**WHAT TO PRODUCE**:
In the records below, take everything from the line containing "connector-vertical-line xyxy=(656,140,660,216)" down to the line containing "company-name: 绍兴市柯桥区地基基础测试技术研究所 xyxy=(305,241,321,564)", both included, and lay it out as a Markdown table with the columns Row and Line. Number the rows in order and skip any blank lines.

— Start of ITEMS —

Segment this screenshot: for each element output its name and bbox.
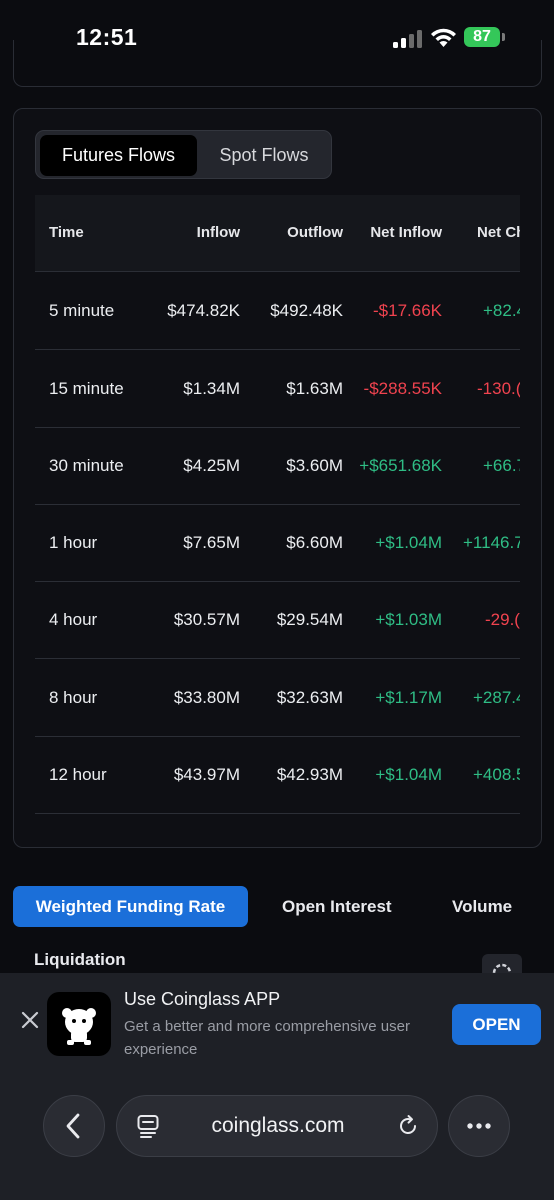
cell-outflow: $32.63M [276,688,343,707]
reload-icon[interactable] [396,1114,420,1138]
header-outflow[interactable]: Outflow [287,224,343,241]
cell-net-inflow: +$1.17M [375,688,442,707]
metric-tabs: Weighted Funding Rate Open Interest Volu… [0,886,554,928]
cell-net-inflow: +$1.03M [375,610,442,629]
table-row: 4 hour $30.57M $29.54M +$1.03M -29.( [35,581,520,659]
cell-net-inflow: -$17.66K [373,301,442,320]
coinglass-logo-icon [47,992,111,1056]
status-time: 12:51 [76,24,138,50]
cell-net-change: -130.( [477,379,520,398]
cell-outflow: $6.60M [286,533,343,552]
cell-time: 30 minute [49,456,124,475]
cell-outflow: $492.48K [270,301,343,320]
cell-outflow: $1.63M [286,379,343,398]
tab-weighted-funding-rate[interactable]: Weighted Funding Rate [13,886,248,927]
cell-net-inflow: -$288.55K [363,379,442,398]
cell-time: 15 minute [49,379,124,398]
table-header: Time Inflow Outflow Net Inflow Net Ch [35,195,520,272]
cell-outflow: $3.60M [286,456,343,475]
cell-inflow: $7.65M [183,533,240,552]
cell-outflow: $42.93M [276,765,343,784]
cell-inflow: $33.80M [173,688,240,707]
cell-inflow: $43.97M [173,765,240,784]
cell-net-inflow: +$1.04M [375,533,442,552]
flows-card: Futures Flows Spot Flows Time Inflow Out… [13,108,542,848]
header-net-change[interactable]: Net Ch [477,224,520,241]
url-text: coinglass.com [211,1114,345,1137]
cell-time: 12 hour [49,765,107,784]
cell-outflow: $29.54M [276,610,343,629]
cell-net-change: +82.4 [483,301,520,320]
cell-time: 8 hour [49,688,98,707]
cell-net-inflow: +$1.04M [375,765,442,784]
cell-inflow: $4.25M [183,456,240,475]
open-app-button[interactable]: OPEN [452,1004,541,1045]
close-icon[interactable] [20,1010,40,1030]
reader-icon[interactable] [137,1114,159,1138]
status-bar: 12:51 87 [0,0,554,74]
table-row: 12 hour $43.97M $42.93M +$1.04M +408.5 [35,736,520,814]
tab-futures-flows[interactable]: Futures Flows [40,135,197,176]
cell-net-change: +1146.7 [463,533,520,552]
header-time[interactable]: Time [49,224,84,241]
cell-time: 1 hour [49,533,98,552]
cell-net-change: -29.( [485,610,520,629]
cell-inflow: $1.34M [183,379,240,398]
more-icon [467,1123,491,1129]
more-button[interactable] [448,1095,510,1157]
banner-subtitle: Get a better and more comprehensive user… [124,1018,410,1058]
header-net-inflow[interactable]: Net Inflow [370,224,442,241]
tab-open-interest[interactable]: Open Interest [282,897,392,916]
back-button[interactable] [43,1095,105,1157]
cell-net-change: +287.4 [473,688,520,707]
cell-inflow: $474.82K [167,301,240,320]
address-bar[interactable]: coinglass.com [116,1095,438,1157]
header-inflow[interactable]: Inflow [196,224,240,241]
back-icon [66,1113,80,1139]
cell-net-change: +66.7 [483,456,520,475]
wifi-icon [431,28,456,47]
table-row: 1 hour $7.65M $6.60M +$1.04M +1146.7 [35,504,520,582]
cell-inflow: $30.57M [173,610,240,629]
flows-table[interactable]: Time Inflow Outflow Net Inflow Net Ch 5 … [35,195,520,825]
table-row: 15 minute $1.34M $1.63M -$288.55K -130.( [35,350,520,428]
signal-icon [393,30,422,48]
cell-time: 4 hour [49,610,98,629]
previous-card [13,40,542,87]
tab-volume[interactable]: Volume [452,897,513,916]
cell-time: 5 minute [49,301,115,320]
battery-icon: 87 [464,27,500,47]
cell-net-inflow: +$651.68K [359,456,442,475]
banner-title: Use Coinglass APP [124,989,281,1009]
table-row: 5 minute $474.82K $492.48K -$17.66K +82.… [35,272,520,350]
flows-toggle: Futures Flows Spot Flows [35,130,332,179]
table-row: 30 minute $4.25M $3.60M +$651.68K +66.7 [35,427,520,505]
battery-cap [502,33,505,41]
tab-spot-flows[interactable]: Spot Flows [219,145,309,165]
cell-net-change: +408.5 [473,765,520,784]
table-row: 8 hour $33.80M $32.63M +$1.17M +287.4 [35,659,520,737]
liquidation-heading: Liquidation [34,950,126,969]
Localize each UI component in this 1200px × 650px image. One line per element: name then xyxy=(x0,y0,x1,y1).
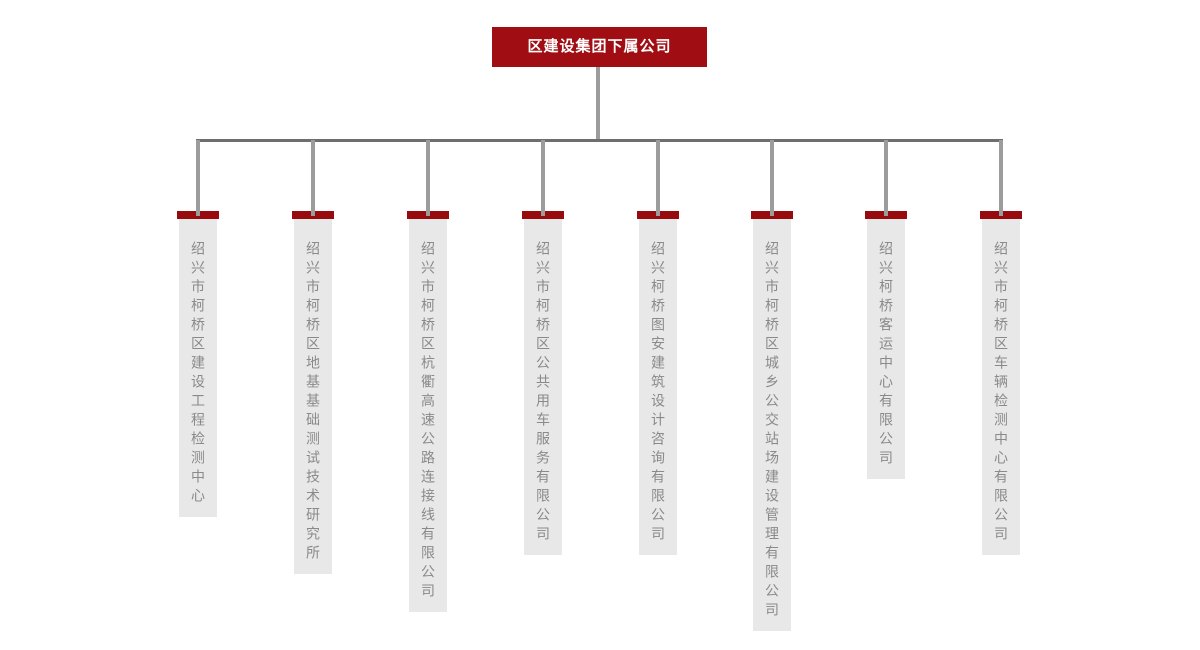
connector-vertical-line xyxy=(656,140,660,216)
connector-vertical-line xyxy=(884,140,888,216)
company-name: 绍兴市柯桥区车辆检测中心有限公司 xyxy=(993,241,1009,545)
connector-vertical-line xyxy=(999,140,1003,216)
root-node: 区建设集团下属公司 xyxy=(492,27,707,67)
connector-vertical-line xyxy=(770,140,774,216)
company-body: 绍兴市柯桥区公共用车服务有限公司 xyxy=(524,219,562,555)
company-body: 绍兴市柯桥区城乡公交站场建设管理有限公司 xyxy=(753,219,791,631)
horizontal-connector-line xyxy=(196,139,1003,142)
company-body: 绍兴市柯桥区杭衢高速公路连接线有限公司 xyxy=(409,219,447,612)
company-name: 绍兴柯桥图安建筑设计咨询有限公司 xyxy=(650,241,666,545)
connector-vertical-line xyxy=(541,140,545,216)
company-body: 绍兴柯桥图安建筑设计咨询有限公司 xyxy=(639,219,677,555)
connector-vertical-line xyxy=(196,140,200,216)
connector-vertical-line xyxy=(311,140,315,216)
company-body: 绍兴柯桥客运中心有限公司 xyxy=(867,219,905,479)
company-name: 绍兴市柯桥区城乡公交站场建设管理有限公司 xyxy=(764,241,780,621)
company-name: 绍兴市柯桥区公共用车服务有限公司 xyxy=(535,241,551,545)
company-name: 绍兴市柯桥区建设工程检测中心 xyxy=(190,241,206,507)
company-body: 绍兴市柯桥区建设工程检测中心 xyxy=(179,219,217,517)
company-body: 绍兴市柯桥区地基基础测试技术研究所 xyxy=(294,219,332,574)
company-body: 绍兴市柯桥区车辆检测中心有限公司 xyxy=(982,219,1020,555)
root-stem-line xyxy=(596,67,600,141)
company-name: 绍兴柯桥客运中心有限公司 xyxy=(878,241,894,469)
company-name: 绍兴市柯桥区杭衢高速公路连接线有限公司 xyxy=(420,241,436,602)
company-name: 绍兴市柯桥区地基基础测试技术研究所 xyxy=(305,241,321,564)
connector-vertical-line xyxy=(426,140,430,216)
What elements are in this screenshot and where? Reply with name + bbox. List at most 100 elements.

— End of ITEMS —
— Start of ITEMS —

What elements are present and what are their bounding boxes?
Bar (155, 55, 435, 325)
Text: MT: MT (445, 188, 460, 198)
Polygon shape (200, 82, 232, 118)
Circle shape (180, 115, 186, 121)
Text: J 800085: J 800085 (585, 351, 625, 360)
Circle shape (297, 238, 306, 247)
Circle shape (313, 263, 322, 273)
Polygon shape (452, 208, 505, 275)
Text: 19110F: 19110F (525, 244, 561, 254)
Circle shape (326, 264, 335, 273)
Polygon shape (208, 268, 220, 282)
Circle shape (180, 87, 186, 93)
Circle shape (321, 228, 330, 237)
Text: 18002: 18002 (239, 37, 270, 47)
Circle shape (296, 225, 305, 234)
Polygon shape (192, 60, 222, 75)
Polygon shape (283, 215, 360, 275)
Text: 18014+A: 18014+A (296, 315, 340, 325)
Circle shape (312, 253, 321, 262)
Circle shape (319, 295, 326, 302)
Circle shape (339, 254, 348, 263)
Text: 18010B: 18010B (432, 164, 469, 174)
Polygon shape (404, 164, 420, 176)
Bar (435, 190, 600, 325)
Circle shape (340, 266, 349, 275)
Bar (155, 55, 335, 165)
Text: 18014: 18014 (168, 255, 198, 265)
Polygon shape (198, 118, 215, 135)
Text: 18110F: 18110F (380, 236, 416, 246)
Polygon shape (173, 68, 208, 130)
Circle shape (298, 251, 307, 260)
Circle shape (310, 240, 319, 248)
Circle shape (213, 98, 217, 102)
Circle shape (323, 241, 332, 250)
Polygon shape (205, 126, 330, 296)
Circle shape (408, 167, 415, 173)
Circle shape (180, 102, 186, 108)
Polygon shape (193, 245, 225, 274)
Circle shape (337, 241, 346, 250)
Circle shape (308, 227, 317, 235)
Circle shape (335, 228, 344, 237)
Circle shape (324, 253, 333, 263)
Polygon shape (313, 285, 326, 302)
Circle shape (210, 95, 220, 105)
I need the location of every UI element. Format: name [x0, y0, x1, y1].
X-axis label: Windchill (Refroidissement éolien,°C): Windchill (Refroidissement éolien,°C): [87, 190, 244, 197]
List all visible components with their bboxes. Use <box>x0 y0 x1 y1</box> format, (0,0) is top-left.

— End of ITEMS —

**EXPECTED ANSWER**:
| Row | Line |
|---|---|
| 1 | connector-vertical-line xyxy=(656,140,660,216) |
| 2 | connector-vertical-line xyxy=(884,140,888,216) |
| 3 | company-name: 绍兴市柯桥区车辆检测中心有限公司 xyxy=(993,241,1009,545) |
| 4 | connector-vertical-line xyxy=(999,140,1003,216) |
| 5 | root-node: 区建设集团下属公司 xyxy=(492,27,707,67) |
| 6 | connector-vertical-line xyxy=(770,140,774,216) |
| 7 | company-body: 绍兴市柯桥区公共用车服务有限公司 xyxy=(524,219,562,555) |
| 8 | company-body: 绍兴市柯桥区城乡公交站场建设管理有限公司 xyxy=(753,219,791,631) |
| 9 | horizontal-connector-line xyxy=(196,139,1003,142) |
| 10 | company-body: 绍兴市柯桥区杭衢高速公路连接线有限公司 xyxy=(409,219,447,612) |
| 11 | company-name: 绍兴柯桥图安建筑设计咨询有限公司 xyxy=(650,241,666,545) |
| 12 | connector-vertical-line xyxy=(541,140,545,216) |
| 13 | company-body: 绍兴柯桥图安建筑设计咨询有限公司 xyxy=(639,219,677,555) |
| 14 | connector-vertical-line xyxy=(196,140,200,216) |
| 15 | connector-vertical-line xyxy=(311,140,315,216) |
| 16 | company-body: 绍兴柯桥客运中心有限公司 xyxy=(867,219,905,479) |
| 17 | company-name: 绍兴市柯桥区城乡公交站场建设管理有限公司 xyxy=(764,241,780,621) |
| 18 | company-name: 绍兴市柯桥区公共用车服务有限公司 xyxy=(535,241,551,545) |
| 19 | company-name: 绍兴市柯桥区建设工程检测中心 xyxy=(190,241,206,507) |
| 20 | company-body: 绍兴市柯桥区建设工程检测中心 xyxy=(179,219,217,517) |
| 21 | company-body: 绍兴市柯桥区地基基础测试技术研究所 xyxy=(294,219,332,574) |
| 22 | company-body: 绍兴市柯桥区车辆检测中心有限公司 xyxy=(982,219,1020,555) |
| 23 | root-stem-line xyxy=(596,67,600,141) |
| 24 | company-name: 绍兴柯桥客运中心有限公司 xyxy=(878,241,894,469) |
| 25 | company-name: 绍兴市柯桥区杭衢高速公路连接线有限公司 xyxy=(420,241,436,602) |
| 26 | company-name: 绍兴市柯桥区地基基础测试技术研究所 xyxy=(305,241,321,564) |